[Chart and figure data]
▬▬▬▬▬▬

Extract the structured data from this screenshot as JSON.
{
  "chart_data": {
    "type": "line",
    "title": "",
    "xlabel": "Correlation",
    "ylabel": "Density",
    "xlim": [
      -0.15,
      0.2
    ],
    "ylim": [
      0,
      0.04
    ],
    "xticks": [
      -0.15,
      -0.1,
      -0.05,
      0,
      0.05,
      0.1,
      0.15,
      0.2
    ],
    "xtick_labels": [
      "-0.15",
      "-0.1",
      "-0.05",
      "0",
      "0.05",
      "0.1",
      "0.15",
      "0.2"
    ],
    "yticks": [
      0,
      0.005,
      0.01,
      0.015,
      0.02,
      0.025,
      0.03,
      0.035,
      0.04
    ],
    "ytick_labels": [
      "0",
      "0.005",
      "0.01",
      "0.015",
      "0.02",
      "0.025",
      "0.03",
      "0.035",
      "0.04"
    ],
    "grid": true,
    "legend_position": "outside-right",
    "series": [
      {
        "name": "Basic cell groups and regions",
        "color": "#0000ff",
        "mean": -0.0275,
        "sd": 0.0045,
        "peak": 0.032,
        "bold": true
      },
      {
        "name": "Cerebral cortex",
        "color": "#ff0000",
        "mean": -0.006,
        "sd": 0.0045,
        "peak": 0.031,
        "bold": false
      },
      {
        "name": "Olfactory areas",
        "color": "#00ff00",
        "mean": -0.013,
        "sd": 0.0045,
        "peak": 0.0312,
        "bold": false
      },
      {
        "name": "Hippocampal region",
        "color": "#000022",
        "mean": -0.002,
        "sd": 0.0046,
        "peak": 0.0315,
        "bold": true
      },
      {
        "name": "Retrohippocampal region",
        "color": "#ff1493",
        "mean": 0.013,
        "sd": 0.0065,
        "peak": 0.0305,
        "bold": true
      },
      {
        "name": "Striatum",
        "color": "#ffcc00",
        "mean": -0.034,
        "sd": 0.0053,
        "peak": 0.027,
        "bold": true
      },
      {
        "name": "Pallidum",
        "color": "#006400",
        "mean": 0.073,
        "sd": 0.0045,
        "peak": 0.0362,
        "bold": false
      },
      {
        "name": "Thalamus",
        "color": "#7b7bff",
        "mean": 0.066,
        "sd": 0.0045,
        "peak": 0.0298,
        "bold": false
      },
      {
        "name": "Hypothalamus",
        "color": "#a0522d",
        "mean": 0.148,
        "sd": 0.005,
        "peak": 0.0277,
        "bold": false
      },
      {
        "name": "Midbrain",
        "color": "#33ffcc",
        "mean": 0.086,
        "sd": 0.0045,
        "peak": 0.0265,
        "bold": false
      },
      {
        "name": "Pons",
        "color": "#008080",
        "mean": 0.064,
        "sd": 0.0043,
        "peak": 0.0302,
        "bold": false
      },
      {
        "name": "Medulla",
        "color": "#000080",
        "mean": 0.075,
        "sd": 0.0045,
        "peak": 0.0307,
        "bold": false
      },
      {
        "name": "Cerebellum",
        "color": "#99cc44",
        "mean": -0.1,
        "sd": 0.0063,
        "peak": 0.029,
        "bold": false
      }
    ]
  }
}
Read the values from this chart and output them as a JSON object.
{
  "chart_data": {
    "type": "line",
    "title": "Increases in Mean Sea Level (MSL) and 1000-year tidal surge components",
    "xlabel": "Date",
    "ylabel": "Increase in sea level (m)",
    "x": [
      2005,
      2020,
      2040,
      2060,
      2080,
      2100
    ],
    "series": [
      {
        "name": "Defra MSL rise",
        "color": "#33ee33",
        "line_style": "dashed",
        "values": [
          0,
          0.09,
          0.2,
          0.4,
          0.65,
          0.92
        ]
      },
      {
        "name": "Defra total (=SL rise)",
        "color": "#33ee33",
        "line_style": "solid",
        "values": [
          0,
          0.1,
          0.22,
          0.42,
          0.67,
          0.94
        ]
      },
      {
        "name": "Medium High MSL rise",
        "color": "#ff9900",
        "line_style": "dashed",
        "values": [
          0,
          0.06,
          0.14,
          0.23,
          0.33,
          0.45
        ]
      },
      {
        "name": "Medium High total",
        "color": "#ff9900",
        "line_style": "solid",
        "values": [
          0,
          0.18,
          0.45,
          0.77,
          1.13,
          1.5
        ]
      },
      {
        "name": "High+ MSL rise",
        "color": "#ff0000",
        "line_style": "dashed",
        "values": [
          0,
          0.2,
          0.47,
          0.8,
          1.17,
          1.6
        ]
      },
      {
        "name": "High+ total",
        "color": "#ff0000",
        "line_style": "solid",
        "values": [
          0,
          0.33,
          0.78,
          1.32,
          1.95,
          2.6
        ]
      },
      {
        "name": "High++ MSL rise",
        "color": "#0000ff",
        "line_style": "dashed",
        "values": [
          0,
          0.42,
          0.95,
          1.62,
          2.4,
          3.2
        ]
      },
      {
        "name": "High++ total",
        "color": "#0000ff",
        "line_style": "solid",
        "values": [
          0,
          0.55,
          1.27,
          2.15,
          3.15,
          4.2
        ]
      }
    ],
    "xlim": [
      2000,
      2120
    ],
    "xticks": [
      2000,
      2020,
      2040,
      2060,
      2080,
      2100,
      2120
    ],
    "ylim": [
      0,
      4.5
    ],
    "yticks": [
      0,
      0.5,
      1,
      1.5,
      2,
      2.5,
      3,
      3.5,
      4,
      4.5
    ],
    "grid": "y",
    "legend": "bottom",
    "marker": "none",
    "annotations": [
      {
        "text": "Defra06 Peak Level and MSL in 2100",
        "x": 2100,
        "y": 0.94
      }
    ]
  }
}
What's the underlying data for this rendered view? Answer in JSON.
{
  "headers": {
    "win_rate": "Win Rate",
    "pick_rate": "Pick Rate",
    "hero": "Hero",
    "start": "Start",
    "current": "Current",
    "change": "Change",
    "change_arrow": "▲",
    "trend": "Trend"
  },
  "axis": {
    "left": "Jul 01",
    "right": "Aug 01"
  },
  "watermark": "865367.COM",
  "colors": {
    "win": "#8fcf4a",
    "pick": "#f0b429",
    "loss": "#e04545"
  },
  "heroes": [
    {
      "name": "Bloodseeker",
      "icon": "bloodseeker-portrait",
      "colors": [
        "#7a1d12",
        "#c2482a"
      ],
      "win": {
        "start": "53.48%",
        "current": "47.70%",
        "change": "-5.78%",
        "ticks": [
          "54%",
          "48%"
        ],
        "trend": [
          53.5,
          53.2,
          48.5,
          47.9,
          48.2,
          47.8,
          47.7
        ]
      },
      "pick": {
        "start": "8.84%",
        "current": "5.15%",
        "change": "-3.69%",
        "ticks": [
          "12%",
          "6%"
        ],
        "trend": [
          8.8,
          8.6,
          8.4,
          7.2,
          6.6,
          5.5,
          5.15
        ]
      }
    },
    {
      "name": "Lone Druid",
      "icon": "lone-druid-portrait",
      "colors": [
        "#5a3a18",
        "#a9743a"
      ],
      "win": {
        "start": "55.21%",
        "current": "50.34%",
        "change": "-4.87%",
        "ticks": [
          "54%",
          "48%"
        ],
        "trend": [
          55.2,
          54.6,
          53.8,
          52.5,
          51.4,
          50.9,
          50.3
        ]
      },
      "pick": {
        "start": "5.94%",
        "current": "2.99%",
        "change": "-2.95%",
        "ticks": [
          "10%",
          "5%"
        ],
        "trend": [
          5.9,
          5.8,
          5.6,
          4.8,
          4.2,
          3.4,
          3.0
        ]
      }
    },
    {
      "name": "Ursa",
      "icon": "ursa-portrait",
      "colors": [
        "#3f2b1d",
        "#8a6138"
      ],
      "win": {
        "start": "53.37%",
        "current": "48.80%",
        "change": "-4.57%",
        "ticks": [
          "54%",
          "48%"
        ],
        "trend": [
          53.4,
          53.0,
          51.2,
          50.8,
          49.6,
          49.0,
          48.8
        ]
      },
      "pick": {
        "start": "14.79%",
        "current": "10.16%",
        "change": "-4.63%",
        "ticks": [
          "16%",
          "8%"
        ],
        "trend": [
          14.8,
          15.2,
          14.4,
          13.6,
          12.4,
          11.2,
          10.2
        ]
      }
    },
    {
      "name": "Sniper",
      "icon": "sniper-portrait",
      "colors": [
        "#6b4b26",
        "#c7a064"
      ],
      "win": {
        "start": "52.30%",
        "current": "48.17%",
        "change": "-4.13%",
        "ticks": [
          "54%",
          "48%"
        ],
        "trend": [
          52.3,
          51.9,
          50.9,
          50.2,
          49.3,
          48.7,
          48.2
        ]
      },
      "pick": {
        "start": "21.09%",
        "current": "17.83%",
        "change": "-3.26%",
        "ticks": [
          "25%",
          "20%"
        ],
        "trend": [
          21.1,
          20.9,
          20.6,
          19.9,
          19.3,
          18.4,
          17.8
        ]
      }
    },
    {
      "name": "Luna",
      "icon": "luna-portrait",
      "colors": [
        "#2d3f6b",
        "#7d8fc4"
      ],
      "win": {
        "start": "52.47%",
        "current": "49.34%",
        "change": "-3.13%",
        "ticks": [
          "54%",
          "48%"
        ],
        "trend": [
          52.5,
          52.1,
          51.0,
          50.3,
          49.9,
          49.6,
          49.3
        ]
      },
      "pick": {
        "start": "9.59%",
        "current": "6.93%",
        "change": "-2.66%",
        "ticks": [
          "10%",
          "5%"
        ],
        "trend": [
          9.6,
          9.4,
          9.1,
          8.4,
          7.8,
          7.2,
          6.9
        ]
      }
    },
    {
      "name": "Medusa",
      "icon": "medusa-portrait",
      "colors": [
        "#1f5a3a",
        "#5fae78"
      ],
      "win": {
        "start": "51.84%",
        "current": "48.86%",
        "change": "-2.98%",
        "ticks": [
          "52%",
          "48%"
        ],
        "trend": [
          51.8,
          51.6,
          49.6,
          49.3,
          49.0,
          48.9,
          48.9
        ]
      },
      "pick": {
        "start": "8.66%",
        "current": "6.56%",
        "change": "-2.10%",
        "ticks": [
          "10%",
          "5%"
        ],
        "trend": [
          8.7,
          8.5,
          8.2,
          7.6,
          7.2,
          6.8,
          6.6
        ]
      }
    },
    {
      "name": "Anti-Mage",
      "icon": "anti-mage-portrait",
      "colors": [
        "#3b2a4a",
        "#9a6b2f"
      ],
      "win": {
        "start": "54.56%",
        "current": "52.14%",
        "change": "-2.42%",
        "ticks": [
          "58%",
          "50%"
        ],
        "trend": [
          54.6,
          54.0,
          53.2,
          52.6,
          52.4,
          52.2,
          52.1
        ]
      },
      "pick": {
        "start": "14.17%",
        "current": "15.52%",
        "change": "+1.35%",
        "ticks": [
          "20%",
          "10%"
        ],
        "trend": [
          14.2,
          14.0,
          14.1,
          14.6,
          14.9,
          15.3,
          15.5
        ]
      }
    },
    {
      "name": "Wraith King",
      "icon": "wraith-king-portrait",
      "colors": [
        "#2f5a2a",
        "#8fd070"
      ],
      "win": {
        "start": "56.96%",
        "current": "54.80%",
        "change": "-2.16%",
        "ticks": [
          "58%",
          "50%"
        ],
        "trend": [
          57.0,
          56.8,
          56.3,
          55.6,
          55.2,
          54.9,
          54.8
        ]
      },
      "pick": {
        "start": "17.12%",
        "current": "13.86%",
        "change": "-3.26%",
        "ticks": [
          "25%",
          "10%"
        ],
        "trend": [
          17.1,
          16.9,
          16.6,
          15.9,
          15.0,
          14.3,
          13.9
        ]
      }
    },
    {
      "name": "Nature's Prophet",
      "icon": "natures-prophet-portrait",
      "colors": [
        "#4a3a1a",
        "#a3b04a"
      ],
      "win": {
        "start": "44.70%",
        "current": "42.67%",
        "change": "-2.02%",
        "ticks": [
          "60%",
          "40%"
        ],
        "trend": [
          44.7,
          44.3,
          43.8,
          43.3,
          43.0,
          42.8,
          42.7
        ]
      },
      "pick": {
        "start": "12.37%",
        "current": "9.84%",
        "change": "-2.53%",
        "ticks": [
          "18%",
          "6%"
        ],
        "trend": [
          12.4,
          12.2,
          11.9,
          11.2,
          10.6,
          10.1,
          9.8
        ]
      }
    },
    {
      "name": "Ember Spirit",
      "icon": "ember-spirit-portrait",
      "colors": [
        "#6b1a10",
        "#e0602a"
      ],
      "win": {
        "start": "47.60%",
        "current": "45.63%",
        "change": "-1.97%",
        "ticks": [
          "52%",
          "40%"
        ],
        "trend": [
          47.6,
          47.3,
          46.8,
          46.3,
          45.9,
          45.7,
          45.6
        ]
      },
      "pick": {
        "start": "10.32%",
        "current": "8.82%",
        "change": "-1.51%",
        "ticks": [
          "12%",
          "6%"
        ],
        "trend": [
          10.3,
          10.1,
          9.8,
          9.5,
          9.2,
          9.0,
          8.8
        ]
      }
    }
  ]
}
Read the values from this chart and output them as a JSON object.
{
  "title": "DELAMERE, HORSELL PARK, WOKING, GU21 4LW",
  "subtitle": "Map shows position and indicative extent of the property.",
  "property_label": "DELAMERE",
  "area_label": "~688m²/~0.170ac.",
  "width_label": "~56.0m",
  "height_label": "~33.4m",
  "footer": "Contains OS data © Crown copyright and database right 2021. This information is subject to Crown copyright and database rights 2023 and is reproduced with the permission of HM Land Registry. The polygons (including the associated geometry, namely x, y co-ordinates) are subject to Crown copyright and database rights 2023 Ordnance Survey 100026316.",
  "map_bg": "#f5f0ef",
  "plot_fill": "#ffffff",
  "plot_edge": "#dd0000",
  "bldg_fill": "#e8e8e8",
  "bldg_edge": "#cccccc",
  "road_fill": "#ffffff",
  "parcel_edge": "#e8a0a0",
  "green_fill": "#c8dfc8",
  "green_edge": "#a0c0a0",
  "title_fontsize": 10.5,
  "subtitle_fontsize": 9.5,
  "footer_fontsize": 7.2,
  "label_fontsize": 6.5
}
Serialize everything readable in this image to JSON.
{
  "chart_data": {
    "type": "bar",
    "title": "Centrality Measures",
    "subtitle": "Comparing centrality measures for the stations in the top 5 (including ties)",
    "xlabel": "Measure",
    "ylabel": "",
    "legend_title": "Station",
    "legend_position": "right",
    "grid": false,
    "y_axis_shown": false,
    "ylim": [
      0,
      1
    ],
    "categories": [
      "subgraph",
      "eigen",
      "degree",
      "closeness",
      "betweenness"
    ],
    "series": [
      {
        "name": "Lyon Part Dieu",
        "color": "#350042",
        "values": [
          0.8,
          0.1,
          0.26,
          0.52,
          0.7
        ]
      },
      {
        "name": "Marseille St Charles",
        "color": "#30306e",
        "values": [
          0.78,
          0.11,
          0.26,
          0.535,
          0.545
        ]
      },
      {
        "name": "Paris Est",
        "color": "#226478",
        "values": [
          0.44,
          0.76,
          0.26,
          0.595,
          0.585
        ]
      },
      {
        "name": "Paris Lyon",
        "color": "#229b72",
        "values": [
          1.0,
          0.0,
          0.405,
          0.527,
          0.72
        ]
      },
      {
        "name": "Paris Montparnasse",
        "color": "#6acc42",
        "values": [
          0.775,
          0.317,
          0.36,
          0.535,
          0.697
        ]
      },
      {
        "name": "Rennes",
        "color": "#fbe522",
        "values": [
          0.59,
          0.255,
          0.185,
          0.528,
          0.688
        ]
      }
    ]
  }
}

▬▬▬▬▬▬

## WHAT YOU ARE ASKED TO DO
Look over the listing above. Pick out and copy every line that includes "right".

## TASK SOLUTION
    "legend_position": "outside-right",
    "right": "Aug 01"
  "footer": "Contains OS data © Crown copyright and database right 2021. This information is subject to Crown copyright and database rights 2023 and is reproduced with the permission of HM Land Registry. The polygons (including the associated geometry, namely x, y co-ordinates) are subject to Crown copyright and database rights 2023 Ordnance Survey 100026316.",
    "legend_position": "right",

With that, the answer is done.